Retype the listing from its first line through the line that contains "- filter-owner-only[interactable]: 只看博主: [242, 1662, 394, 1717]", with both ends included and every character left unchanged.

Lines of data
□ □ □ □ □ □ □

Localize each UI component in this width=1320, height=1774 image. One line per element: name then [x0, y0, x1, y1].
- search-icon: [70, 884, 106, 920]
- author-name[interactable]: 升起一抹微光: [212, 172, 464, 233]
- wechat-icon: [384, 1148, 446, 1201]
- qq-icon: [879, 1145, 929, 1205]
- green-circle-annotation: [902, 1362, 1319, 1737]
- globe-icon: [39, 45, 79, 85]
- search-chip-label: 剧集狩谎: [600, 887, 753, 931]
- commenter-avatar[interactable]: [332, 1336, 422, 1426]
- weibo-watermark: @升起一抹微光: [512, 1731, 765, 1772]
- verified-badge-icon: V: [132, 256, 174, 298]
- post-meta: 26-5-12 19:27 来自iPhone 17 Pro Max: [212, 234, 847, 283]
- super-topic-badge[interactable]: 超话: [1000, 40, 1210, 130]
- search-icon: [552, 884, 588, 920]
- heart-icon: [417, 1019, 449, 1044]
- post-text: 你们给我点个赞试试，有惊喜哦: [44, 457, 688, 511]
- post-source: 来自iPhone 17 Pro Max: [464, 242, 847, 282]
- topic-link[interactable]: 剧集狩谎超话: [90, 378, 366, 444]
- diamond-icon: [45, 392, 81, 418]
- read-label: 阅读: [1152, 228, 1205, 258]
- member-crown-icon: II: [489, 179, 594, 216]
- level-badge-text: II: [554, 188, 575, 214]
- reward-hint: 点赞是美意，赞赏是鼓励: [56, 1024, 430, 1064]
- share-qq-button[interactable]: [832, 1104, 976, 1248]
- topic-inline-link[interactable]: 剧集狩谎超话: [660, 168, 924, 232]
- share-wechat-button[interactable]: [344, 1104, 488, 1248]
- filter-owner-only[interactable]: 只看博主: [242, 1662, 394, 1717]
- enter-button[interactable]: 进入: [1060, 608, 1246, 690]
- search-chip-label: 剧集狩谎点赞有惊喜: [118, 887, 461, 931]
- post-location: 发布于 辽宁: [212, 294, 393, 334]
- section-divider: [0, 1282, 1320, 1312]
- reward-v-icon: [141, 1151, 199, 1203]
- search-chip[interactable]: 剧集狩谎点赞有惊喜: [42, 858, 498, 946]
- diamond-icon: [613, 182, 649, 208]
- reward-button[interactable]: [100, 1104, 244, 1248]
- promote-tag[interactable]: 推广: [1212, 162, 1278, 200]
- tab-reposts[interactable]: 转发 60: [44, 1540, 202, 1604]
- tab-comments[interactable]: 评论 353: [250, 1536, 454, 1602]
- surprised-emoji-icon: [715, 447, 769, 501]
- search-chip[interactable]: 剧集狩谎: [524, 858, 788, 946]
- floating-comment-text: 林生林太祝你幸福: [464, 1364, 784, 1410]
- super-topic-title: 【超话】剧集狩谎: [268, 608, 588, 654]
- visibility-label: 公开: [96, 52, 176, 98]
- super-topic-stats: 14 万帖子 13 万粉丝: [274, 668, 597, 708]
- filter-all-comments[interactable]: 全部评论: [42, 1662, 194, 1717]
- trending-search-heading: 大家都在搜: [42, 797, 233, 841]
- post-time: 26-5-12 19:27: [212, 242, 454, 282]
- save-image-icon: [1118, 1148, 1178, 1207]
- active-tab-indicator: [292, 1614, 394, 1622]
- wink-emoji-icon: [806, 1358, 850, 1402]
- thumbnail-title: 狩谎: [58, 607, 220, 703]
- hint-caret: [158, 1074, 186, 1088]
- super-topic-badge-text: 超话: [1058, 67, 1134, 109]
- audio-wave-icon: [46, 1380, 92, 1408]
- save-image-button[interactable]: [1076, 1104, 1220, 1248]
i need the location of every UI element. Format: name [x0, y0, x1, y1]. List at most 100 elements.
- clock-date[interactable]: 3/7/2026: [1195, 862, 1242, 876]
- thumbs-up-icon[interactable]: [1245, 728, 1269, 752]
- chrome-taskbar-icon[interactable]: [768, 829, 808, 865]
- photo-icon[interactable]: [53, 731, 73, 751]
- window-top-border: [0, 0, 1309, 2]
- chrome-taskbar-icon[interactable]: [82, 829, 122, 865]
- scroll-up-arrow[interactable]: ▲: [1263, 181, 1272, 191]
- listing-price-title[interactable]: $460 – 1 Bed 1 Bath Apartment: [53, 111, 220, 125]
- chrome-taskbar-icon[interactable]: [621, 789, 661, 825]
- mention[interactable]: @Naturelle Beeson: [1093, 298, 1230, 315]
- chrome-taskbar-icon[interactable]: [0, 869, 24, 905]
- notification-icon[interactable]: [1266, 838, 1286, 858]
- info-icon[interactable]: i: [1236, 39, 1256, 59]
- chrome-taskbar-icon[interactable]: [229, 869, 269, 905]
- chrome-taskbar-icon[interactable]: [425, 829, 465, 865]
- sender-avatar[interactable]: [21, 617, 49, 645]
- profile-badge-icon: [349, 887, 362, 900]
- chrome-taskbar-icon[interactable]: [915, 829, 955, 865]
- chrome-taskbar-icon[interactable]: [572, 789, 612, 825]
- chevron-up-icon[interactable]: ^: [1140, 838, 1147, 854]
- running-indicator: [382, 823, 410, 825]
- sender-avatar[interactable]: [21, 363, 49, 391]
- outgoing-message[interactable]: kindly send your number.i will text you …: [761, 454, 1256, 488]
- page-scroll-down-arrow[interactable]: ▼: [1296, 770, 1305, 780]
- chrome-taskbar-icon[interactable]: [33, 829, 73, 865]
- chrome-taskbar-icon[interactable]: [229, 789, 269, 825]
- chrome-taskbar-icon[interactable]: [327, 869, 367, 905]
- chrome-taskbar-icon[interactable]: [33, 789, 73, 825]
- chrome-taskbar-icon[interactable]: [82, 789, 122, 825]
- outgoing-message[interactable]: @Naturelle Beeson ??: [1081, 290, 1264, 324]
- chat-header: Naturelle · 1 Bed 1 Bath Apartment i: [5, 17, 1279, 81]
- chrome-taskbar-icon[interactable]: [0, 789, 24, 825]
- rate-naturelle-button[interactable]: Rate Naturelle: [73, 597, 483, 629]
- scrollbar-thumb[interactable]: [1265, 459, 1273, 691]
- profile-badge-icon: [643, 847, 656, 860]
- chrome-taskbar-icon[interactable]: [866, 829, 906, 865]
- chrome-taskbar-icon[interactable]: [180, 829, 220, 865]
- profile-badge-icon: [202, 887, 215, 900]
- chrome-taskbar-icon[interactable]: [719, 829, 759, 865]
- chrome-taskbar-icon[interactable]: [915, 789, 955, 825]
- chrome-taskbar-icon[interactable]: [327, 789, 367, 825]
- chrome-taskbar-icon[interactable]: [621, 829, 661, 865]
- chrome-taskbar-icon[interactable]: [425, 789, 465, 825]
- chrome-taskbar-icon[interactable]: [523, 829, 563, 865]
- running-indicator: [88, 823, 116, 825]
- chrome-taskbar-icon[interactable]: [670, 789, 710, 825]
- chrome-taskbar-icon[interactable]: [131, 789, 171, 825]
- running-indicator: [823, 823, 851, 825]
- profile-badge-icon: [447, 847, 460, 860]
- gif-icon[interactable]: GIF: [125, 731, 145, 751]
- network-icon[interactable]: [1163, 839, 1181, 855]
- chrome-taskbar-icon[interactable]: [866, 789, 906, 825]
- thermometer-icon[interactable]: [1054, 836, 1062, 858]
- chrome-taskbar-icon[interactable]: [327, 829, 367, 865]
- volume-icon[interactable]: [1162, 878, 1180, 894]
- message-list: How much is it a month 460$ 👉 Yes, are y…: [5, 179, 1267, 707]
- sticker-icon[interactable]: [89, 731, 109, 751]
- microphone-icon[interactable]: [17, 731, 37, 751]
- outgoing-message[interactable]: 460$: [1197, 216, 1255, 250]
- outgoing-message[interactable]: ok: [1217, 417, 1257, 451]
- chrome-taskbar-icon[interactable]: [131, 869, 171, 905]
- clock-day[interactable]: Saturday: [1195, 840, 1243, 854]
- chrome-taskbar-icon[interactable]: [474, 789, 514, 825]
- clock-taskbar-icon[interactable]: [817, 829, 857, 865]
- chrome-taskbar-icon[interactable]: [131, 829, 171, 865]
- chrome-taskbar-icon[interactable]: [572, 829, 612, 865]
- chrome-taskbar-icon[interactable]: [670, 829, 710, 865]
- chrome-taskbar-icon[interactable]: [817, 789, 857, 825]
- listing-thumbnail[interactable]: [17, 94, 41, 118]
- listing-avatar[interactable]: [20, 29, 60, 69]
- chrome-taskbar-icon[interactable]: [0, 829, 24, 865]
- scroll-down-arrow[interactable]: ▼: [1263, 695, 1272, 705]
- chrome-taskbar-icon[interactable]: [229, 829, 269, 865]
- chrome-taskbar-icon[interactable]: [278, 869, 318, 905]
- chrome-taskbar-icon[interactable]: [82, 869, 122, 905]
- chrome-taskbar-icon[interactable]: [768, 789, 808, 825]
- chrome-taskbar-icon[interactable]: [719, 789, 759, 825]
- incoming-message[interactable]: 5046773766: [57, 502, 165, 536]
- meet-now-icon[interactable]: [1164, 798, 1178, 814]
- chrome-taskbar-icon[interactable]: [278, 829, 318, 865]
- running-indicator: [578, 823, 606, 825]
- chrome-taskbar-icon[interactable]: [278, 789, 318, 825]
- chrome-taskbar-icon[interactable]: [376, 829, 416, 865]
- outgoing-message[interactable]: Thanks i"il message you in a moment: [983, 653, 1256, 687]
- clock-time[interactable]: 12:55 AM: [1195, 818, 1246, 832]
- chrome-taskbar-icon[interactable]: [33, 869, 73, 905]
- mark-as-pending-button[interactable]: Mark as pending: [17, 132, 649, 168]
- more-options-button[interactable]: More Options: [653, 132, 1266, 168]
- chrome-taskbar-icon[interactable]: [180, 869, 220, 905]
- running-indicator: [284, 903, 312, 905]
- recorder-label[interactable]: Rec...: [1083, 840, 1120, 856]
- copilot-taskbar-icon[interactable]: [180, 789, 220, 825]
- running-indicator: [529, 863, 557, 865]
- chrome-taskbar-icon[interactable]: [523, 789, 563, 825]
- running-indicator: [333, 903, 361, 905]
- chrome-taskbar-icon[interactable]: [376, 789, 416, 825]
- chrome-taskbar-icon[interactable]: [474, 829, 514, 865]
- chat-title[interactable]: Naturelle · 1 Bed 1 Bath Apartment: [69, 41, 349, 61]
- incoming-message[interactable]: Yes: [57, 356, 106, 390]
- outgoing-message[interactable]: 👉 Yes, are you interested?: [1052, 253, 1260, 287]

□ □ □ □ □ □ □

◆ RESULT ◆
Localize each UI component in this width=1320, height=1774 image. One line per element: name then [x0, y0, x1, y1].
- search-icon: [70, 884, 106, 920]
- author-name[interactable]: 升起一抹微光: [212, 172, 464, 233]
- wechat-icon: [384, 1148, 446, 1201]
- qq-icon: [879, 1145, 929, 1205]
- green-circle-annotation: [902, 1362, 1319, 1737]
- globe-icon: [39, 45, 79, 85]
- search-chip-label: 剧集狩谎: [600, 887, 753, 931]
- commenter-avatar[interactable]: [332, 1336, 422, 1426]
- weibo-watermark: @升起一抹微光: [512, 1731, 765, 1772]
- verified-badge-icon: V: [132, 256, 174, 298]
- post-meta: 26-5-12 19:27 来自iPhone 17 Pro Max: [212, 234, 847, 283]
- super-topic-badge[interactable]: 超话: [1000, 40, 1210, 130]
- search-icon: [552, 884, 588, 920]
- heart-icon: [417, 1019, 449, 1044]
- post-text: 你们给我点个赞试试，有惊喜哦: [44, 457, 688, 511]
- post-source: 来自iPhone 17 Pro Max: [464, 242, 847, 282]
- topic-link[interactable]: 剧集狩谎超话: [90, 378, 366, 444]
- diamond-icon: [45, 392, 81, 418]
- read-label: 阅读: [1152, 228, 1205, 258]
- member-crown-icon: II: [489, 179, 594, 216]
- level-badge-text: II: [554, 188, 575, 214]
- reward-hint: 点赞是美意，赞赏是鼓励: [56, 1024, 430, 1064]
- share-qq-button[interactable]: [832, 1104, 976, 1248]
- topic-inline-link[interactable]: 剧集狩谎超话: [660, 168, 924, 232]
- share-wechat-button[interactable]: [344, 1104, 488, 1248]
- filter-owner-only[interactable]: 只看博主: [242, 1662, 394, 1717]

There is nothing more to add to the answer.